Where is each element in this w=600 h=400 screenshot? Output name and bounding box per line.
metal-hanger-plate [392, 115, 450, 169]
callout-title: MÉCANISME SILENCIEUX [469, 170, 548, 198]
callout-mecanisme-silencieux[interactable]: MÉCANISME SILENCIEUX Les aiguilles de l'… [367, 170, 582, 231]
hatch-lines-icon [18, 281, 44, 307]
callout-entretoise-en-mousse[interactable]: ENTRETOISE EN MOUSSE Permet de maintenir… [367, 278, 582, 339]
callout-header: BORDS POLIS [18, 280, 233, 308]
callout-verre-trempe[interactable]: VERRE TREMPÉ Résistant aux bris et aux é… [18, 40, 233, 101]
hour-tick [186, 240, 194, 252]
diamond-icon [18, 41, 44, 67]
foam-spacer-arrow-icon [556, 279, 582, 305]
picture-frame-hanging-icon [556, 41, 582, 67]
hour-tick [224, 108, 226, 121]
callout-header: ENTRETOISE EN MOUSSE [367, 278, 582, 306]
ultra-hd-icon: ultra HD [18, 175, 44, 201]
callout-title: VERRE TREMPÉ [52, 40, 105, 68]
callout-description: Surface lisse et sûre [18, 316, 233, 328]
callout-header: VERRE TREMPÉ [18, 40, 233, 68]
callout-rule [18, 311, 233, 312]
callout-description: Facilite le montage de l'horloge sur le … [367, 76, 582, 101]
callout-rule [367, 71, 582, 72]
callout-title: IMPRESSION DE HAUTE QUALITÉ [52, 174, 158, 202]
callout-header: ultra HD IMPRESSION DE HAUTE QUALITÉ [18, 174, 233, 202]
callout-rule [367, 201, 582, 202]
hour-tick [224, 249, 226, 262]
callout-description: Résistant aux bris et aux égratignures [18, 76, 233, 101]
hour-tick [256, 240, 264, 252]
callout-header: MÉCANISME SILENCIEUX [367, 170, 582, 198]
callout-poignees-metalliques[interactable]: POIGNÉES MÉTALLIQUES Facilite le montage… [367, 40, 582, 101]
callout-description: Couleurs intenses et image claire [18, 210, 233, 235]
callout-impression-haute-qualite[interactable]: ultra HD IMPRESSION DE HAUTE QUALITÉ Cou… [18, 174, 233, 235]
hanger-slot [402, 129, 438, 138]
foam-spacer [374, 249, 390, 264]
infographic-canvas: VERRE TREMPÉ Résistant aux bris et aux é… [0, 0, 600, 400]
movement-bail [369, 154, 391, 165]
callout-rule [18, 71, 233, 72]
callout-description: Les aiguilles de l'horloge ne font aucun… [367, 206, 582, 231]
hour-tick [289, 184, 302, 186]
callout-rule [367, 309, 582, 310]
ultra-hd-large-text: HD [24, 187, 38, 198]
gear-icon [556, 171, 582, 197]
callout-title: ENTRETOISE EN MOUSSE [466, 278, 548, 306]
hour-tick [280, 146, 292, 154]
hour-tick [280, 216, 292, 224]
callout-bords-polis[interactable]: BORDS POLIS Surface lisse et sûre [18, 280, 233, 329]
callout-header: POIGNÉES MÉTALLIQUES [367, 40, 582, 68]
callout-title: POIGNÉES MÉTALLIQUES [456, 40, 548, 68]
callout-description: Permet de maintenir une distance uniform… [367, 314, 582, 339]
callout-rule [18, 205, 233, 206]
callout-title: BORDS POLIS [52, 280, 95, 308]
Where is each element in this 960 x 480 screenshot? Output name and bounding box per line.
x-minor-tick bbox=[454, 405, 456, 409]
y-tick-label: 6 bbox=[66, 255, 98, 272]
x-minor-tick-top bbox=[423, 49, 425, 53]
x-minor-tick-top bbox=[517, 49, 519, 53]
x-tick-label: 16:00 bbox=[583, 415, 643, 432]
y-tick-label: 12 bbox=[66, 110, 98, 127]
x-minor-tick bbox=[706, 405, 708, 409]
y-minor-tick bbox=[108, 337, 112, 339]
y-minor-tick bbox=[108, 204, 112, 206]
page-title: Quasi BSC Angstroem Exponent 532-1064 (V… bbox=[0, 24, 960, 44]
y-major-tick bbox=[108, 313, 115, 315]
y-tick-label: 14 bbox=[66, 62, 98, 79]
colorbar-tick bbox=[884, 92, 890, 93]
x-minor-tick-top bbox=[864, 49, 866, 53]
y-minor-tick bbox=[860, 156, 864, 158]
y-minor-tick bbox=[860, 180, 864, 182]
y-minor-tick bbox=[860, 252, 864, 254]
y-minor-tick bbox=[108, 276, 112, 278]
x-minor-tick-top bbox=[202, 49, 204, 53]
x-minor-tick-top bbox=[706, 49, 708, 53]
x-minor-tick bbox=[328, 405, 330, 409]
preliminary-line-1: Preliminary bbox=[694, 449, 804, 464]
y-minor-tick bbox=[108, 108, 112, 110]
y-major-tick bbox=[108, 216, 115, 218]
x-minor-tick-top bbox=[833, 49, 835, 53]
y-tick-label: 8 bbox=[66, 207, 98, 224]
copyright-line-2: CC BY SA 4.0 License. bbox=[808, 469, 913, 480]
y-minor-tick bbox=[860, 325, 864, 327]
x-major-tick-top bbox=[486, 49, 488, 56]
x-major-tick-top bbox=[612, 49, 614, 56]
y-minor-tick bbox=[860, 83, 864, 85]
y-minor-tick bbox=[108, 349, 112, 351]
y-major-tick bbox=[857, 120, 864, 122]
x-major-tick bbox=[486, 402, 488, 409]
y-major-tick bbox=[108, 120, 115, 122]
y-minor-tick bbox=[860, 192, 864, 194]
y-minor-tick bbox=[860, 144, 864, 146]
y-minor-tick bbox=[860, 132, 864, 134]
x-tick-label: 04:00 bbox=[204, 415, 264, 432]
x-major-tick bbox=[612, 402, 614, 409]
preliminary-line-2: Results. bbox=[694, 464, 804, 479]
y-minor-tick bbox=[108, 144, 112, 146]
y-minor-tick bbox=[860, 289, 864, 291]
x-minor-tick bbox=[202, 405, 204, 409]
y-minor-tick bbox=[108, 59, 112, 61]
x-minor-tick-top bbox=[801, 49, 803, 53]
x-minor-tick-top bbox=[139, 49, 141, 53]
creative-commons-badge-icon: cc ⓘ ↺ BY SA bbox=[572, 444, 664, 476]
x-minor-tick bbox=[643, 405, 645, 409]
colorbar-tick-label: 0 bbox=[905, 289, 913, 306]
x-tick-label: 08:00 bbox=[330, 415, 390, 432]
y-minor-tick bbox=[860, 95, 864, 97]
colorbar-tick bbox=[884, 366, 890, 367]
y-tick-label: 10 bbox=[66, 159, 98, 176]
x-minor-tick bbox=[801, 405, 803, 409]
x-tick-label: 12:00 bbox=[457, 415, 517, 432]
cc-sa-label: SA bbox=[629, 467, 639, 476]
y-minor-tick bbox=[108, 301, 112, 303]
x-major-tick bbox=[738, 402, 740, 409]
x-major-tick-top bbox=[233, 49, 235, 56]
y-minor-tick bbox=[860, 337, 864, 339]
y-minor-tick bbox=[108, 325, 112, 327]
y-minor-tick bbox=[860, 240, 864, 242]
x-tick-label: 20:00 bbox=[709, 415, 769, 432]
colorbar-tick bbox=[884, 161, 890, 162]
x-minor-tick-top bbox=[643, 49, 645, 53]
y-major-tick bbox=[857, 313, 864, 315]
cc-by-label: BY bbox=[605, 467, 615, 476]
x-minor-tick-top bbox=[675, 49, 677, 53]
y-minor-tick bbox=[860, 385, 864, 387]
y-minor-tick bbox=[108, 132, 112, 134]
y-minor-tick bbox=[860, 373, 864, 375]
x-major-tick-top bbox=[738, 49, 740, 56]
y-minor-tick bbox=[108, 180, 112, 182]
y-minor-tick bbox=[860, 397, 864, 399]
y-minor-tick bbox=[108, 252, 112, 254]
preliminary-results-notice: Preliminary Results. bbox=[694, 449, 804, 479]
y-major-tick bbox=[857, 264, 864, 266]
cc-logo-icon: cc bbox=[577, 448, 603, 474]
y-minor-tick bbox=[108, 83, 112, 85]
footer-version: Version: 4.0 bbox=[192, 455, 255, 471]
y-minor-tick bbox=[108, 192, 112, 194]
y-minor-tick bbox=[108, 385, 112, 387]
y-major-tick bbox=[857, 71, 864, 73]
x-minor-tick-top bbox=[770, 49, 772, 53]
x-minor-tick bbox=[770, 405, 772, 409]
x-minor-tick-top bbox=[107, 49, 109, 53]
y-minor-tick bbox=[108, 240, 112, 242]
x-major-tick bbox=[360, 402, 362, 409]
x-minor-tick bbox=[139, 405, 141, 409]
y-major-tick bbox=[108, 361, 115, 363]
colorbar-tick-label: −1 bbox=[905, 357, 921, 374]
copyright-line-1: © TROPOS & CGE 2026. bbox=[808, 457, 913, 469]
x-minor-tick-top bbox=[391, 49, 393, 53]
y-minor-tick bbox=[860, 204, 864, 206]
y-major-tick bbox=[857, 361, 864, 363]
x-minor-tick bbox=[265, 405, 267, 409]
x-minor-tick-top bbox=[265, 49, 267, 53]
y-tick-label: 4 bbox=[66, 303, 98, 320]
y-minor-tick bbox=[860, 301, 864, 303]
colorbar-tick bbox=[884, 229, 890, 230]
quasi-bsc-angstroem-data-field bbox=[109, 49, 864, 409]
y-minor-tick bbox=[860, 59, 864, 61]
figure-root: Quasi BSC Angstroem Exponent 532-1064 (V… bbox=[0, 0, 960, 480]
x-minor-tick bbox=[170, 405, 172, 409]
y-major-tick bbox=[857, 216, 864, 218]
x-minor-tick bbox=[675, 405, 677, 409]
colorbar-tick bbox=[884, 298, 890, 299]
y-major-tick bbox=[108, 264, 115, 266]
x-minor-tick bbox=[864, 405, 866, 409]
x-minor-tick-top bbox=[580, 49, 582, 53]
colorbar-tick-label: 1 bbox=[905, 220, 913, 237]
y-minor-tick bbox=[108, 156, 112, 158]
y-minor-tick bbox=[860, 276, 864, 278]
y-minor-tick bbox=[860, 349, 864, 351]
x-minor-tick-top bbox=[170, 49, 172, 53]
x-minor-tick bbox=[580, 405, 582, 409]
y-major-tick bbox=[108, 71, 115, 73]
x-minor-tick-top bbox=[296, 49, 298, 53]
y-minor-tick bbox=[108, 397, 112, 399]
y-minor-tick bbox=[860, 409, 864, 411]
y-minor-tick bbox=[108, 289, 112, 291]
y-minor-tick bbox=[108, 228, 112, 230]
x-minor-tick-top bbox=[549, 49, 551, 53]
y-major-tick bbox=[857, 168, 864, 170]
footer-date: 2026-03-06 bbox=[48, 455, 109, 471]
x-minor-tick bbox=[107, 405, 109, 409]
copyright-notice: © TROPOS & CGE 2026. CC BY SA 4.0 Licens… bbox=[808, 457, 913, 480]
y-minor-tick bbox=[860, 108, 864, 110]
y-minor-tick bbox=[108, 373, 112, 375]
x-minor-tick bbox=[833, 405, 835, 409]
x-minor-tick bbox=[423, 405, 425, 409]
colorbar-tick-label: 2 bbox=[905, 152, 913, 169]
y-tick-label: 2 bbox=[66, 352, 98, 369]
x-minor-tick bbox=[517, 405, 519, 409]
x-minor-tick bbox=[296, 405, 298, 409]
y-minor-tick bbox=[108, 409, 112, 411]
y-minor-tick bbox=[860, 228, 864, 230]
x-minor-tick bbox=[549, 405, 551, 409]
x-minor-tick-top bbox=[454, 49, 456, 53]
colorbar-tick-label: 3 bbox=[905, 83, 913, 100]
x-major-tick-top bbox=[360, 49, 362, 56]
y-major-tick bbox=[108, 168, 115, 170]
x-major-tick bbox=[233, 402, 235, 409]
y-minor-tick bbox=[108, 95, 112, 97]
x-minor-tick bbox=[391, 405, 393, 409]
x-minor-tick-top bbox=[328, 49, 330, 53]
--
Recast everything from the first line of the items down through the line containing "callout-header: BORDS POLIS", that line included, as a Markdown table with the columns Row and Item line. Number each row, and leave out blank lines.

| Row | Item line |
|---|---|
| 1 | Where is each element in this w=600 h=400 screenshot? Output name and bounding box per line. |
| 2 | metal-hanger-plate [392, 115, 450, 169] |
| 3 | callout-title: MÉCANISME SILENCIEUX [469, 170, 548, 198] |
| 4 | callout-mecanisme-silencieux[interactable]: MÉCANISME SILENCIEUX Les aiguilles de l'… [367, 170, 582, 231] |
| 5 | hatch-lines-icon [18, 281, 44, 307] |
| 6 | callout-entretoise-en-mousse[interactable]: ENTRETOISE EN MOUSSE Permet de maintenir… [367, 278, 582, 339] |
| 7 | callout-header: BORDS POLIS [18, 280, 233, 308] |